> **Task details**
All material below is to be reproduced exactly.
# start of Given records
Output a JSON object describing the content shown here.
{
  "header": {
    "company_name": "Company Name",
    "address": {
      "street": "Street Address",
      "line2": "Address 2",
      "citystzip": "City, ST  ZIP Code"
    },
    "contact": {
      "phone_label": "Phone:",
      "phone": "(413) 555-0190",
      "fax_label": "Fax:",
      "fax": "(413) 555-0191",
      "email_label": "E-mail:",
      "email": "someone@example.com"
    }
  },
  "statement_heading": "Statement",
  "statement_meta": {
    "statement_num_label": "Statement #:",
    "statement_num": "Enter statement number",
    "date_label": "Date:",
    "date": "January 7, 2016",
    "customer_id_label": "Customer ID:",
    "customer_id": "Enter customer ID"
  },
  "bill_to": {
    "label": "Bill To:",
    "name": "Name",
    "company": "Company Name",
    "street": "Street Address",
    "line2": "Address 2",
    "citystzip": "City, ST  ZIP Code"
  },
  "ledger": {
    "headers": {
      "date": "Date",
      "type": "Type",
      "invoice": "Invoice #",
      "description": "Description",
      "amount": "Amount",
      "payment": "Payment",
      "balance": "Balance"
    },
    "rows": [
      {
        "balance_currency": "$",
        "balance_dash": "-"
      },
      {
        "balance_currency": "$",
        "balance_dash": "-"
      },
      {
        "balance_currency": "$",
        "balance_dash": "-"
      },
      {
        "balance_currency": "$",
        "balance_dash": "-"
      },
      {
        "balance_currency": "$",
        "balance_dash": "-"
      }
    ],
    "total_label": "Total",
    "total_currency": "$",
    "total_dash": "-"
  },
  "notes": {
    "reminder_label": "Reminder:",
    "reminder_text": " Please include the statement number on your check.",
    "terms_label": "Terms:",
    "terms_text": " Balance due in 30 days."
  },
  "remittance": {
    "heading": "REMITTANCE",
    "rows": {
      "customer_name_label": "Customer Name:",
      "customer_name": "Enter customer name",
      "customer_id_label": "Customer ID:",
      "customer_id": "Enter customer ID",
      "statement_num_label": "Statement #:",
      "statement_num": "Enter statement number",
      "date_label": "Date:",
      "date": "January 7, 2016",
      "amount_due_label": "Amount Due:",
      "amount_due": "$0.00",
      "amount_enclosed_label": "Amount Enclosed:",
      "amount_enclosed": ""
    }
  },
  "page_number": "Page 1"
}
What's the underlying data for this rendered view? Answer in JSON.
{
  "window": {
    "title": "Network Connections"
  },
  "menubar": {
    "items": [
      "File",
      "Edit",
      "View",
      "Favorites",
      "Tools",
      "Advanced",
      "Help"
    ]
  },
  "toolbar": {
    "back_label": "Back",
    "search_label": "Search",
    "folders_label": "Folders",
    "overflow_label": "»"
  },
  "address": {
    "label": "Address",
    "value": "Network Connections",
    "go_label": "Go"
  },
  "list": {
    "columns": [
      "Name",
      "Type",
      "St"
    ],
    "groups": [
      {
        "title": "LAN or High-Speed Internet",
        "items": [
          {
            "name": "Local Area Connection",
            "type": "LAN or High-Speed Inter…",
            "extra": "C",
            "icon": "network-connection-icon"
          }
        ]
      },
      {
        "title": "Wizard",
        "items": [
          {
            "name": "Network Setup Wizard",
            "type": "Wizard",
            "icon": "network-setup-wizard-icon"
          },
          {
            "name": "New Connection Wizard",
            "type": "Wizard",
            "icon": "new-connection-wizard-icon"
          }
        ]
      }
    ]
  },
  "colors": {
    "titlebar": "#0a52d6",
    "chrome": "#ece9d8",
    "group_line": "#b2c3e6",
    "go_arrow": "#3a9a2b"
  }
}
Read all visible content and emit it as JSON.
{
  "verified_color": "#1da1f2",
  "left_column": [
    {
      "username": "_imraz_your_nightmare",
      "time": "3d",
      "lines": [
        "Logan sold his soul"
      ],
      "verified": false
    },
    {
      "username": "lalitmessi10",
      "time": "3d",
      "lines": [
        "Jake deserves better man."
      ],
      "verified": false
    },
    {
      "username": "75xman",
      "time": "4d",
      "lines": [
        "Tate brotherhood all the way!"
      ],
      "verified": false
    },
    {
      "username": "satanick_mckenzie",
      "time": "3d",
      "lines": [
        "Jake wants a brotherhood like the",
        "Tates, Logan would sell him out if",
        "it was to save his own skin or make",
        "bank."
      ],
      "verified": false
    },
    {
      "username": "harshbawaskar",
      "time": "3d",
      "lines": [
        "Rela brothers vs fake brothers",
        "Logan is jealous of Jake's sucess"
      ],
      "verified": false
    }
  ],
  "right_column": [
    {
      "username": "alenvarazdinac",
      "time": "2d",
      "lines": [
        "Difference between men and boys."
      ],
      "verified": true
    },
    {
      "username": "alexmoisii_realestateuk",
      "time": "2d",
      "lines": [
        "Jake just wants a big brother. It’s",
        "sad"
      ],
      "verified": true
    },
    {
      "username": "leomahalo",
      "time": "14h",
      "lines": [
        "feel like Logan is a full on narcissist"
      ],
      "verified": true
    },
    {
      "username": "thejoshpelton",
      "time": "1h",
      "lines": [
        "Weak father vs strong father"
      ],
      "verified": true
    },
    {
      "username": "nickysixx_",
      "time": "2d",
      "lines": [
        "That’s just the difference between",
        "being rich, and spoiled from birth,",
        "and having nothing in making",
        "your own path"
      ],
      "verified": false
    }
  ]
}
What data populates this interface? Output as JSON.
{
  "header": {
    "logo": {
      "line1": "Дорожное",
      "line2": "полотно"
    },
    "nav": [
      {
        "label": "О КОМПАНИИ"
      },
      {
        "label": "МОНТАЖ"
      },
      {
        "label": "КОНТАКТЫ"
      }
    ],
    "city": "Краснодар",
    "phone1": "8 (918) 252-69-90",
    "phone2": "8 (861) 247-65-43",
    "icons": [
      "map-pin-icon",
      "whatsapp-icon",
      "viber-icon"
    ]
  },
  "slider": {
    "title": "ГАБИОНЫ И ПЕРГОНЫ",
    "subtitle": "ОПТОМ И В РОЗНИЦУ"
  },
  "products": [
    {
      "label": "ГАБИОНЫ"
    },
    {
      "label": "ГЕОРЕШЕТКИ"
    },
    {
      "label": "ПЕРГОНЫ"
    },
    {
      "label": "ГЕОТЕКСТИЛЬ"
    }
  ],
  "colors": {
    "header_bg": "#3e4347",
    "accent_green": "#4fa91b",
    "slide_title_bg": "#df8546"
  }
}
# end of Given records
> **Written answer**
Output a JSON object describing the content shown here.
{
  "header": {
    "company_name": "Company Name",
    "address": {
      "street": "Street Address",
      "line2": "Address 2",
      "citystzip": "City, ST  ZIP Code"
    },
    "contact": {
      "phone_label": "Phone:",
      "phone": "(413) 555-0190",
      "fax_label": "Fax:",
      "fax": "(413) 555-0191",
      "email_label": "E-mail:",
      "email": "someone@example.com"
    }
  },
  "statement_heading": "Statement",
  "statement_meta": {
    "statement_num_label": "Statement #:",
    "statement_num": "Enter statement number",
    "date_label": "Date:",
    "date": "January 7, 2016",
    "customer_id_label": "Customer ID:",
    "customer_id": "Enter customer ID"
  },
  "bill_to": {
    "label": "Bill To:",
    "name": "Name",
    "company": "Company Name",
    "street": "Street Address",
    "line2": "Address 2",
    "citystzip": "City, ST  ZIP Code"
  },
  "ledger": {
    "headers": {
      "date": "Date",
      "type": "Type",
      "invoice": "Invoice #",
      "description": "Description",
      "amount": "Amount",
      "payment": "Payment",
      "balance": "Balance"
    },
    "rows": [
      {
        "balance_currency": "$",
        "balance_dash": "-"
      },
      {
        "balance_currency": "$",
        "balance_dash": "-"
      },
      {
        "balance_currency": "$",
        "balance_dash": "-"
      },
      {
        "balance_currency": "$",
        "balance_dash": "-"
      },
      {
        "balance_currency": "$",
        "balance_dash": "-"
      }
    ],
    "total_label": "Total",
    "total_currency": "$",
    "total_dash": "-"
  },
  "notes": {
    "reminder_label": "Reminder:",
    "reminder_text": " Please include the statement number on your check.",
    "terms_label": "Terms:",
    "terms_text": " Balance due in 30 days."
  },
  "remittance": {
    "heading": "REMITTANCE",
    "rows": {
      "customer_name_label": "Customer Name:",
      "customer_name": "Enter customer name",
      "customer_id_label": "Customer ID:",
      "customer_id": "Enter customer ID",
      "statement_num_label": "Statement #:",
      "statement_num": "Enter statement number",
      "date_label": "Date:",
      "date": "January 7, 2016",
      "amount_due_label": "Amount Due:",
      "amount_due": "$0.00",
      "amount_enclosed_label": "Amount Enclosed:",
      "amount_enclosed": ""
    }
  },
  "page_number": "Page 1"
}
What's the underlying data for this rendered view? Answer in JSON.
{
  "window": {
    "title": "Network Connections"
  },
  "menubar": {
    "items": [
      "File",
      "Edit",
      "View",
      "Favorites",
      "Tools",
      "Advanced",
      "Help"
    ]
  },
  "toolbar": {
    "back_label": "Back",
    "search_label": "Search",
    "folders_label": "Folders",
    "overflow_label": "»"
  },
  "address": {
    "label": "Address",
    "value": "Network Connections",
    "go_label": "Go"
  },
  "list": {
    "columns": [
      "Name",
      "Type",
      "St"
    ],
    "groups": [
      {
        "title": "LAN or High-Speed Internet",
        "items": [
          {
            "name": "Local Area Connection",
            "type": "LAN or High-Speed Inter…",
            "extra": "C",
            "icon": "network-connection-icon"
          }
        ]
      },
      {
        "title": "Wizard",
        "items": [
          {
            "name": "Network Setup Wizard",
            "type": "Wizard",
            "icon": "network-setup-wizard-icon"
          },
          {
            "name": "New Connection Wizard",
            "type": "Wizard",
            "icon": "new-connection-wizard-icon"
          }
        ]
      }
    ]
  },
  "colors": {
    "titlebar": "#0a52d6",
    "chrome": "#ece9d8",
    "group_line": "#b2c3e6",
    "go_arrow": "#3a9a2b"
  }
}
Read all visible content and emit it as JSON.
{
  "verified_color": "#1da1f2",
  "left_column": [
    {
      "username": "_imraz_your_nightmare",
      "time": "3d",
      "lines": [
        "Logan sold his soul"
      ],
      "verified": false
    },
    {
      "username": "lalitmessi10",
      "time": "3d",
      "lines": [
        "Jake deserves better man."
      ],
      "verified": false
    },
    {
      "username": "75xman",
      "time": "4d",
      "lines": [
        "Tate brotherhood all the way!"
      ],
      "verified": false
    },
    {
      "username": "satanick_mckenzie",
      "time": "3d",
      "lines": [
        "Jake wants a brotherhood like the",
        "Tates, Logan would sell him out if",
        "it was to save his own skin or make",
        "bank."
      ],
      "verified": false
    },
    {
      "username": "harshbawaskar",
      "time": "3d",
      "lines": [
        "Rela brothers vs fake brothers",
        "Logan is jealous of Jake's sucess"
      ],
      "verified": false
    }
  ],
  "right_column": [
    {
      "username": "alenvarazdinac",
      "time": "2d",
      "lines": [
        "Difference between men and boys."
      ],
      "verified": true
    },
    {
      "username": "alexmoisii_realestateuk",
      "time": "2d",
      "lines": [
        "Jake just wants a big brother. It’s",
        "sad"
      ],
      "verified": true
    },
    {
      "username": "leomahalo",
      "time": "14h",
      "lines": [
        "feel like Logan is a full on narcissist"
      ],
      "verified": true
    },
    {
      "username": "thejoshpelton",
      "time": "1h",
      "lines": [
        "Weak father vs strong father"
      ],
      "verified": true
    },
    {
      "username": "nickysixx_",
      "time": "2d",
      "lines": [
        "That’s just the difference between",
        "being rich, and spoiled from birth,",
        "and having nothing in making",
        "your own path"
      ],
      "verified": false
    }
  ]
}
What data populates this interface? Output as JSON.
{
  "header": {
    "logo": {
      "line1": "Дорожное",
      "line2": "полотно"
    },
    "nav": [
      {
        "label": "О КОМПАНИИ"
      },
      {
        "label": "МОНТАЖ"
      },
      {
        "label": "КОНТАКТЫ"
      }
    ],
    "city": "Краснодар",
    "phone1": "8 (918) 252-69-90",
    "phone2": "8 (861) 247-65-43",
    "icons": [
      "map-pin-icon",
      "whatsapp-icon",
      "viber-icon"
    ]
  },
  "slider": {
    "title": "ГАБИОНЫ И ПЕРГОНЫ",
    "subtitle": "ОПТОМ И В РОЗНИЦУ"
  },
  "products": [
    {
      "label": "ГАБИОНЫ"
    },
    {
      "label": "ГЕОРЕШЕТКИ"
    },
    {
      "label": "ПЕРГОНЫ"
    },
    {
      "label": "ГЕОТЕКСТИЛЬ"
    }
  ],
  "colors": {
    "header_bg": "#3e4347",
    "accent_green": "#4fa91b",
    "slide_title_bg": "#df8546"
  }
}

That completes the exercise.